# Source data start
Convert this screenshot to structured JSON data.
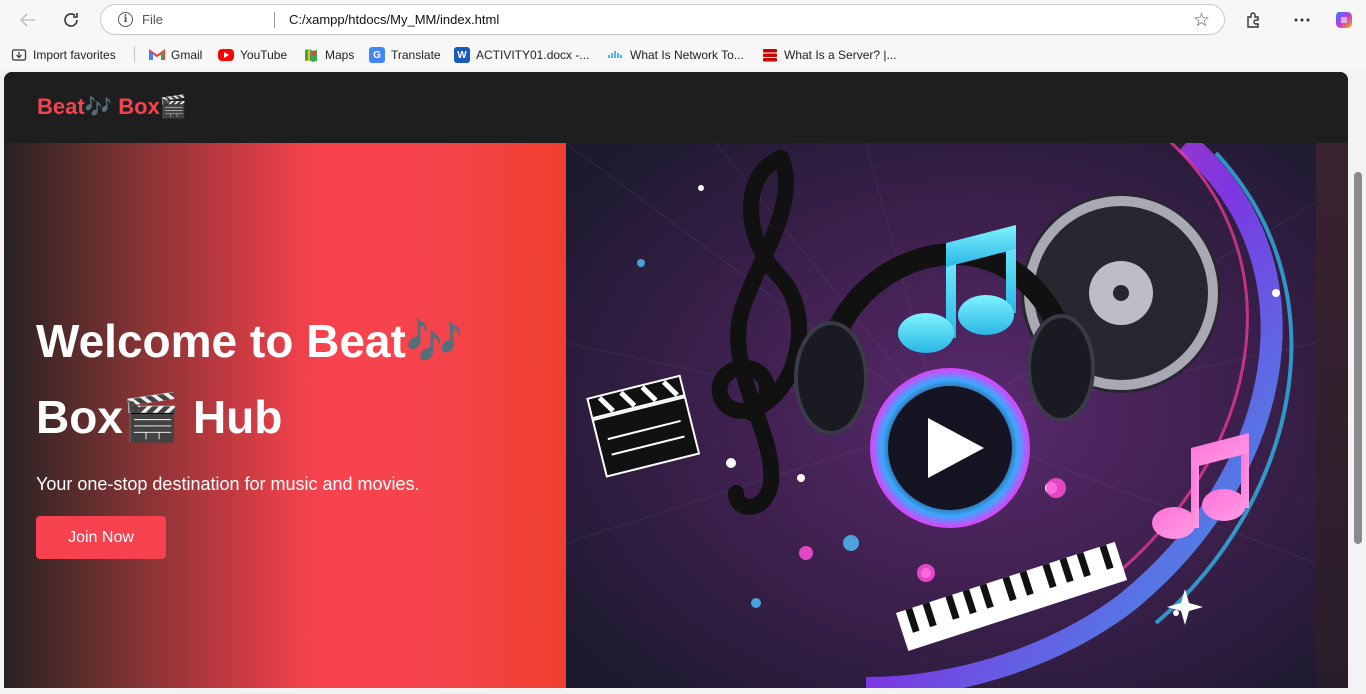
{
  "browser": {
    "back_icon": "back-arrow-icon",
    "refresh_icon": "refresh-icon",
    "address": {
      "scheme": "File",
      "url": "C:/xampp/htdocs/My_MM/index.html"
    },
    "bookmarks": [
      {
        "label": "Import favorites",
        "icon": "import-icon"
      },
      {
        "label": "Gmail",
        "icon": "gmail-icon",
        "color": "#ea4335"
      },
      {
        "label": "YouTube",
        "icon": "youtube-icon",
        "color": "#ff0000"
      },
      {
        "label": "Maps",
        "icon": "maps-icon",
        "color": "#34a853"
      },
      {
        "label": "Translate",
        "icon": "translate-icon",
        "color": "#4285f4"
      },
      {
        "label": "ACTIVITY01.docx -...",
        "icon": "word-icon",
        "color": "#185abd"
      },
      {
        "label": "What Is Network To...",
        "icon": "cisco-icon",
        "color": "#049fd9"
      },
      {
        "label": "What Is a Server? |...",
        "icon": "server-icon",
        "color": "#cc0000"
      }
    ]
  },
  "page": {
    "logo": "Beat🎶 Box🎬",
    "hero": {
      "title": "Welcome to Beat🎶 Box🎬 Hub",
      "subtitle": "Your one-stop destination for music and movies.",
      "cta_label": "Join Now"
    },
    "colors": {
      "accent": "#f5424e",
      "navbar_bg": "#1e1e1e"
    }
  }
}
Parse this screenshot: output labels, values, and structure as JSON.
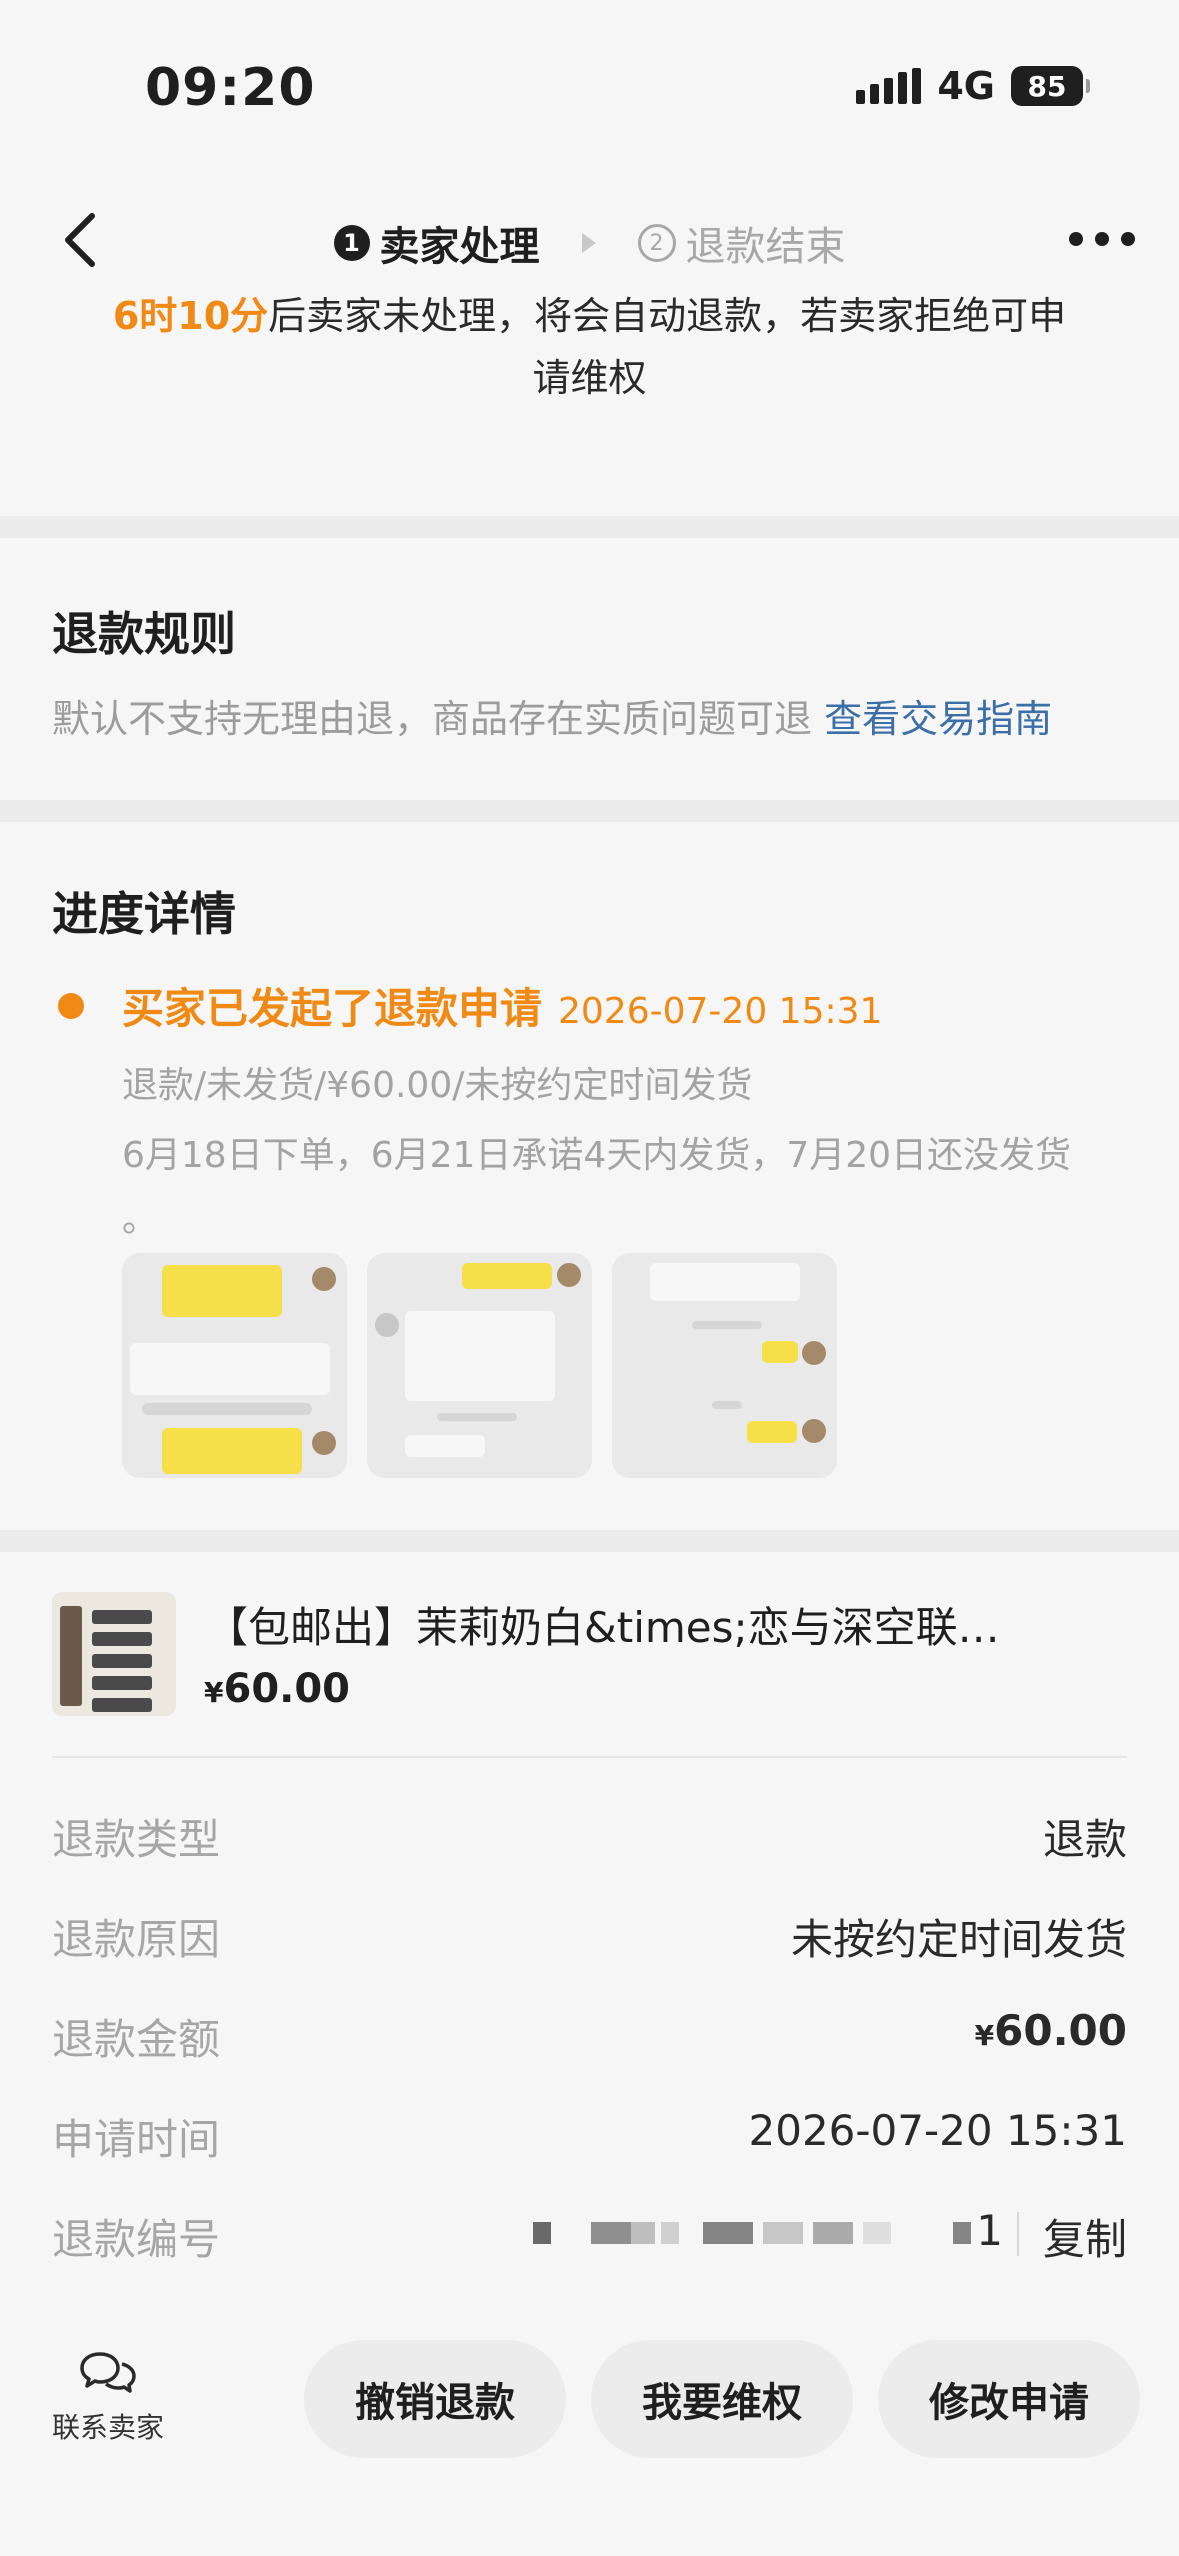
{
  "status_bar": {
    "time": "09:20",
    "network": "4G",
    "battery": "85"
  },
  "nav": {
    "step1_number": "1",
    "step1_label": "卖家处理",
    "step2_number": "2",
    "step2_label": "退款结束"
  },
  "notice": {
    "countdown": "6时10分",
    "text_line1": "后卖家未处理，将会自动退款，若卖家拒绝可申",
    "text_line2": "请维权"
  },
  "rules": {
    "title": "退款规则",
    "text": "默认不支持无理由退，商品存在实质问题可退",
    "link": "查看交易指南"
  },
  "progress": {
    "title": "进度详情",
    "event_title": "买家已发起了退款申请",
    "event_time": "2026-07-20 15:31",
    "line1": "退款/未发货/¥60.00/未按约定时间发货",
    "line2": "6月18日下单，6月21日承诺4天内发货，7月20日还没发货",
    "line3": "。"
  },
  "product": {
    "title": "【包邮出】茉莉奶白&times;恋与深空联…",
    "currency": "¥",
    "price": "60.00"
  },
  "details": [
    {
      "label": "退款类型",
      "value": "退款"
    },
    {
      "label": "退款原因",
      "value": "未按约定时间发货"
    },
    {
      "label": "退款金额",
      "currency": "¥",
      "value": "60.00"
    },
    {
      "label": "申请时间",
      "value": "2026-07-20 15:31"
    },
    {
      "label": "退款编号",
      "value_suffix": "1",
      "copy": "复制"
    }
  ],
  "bottom": {
    "contact_label": "联系卖家",
    "cancel": "撤销退款",
    "dispute": "我要维权",
    "modify": "修改申请"
  },
  "colors": {
    "accent": "#f08a14",
    "link": "#3a6fa8"
  }
}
# Source data end
## Set exercise
Gather from the entries above all lines that include the string "Beat".

## Exercise answer
    "logo": "Beat🎶 Box🎬",
      "title": "Welcome to Beat🎶 Box🎬 Hub",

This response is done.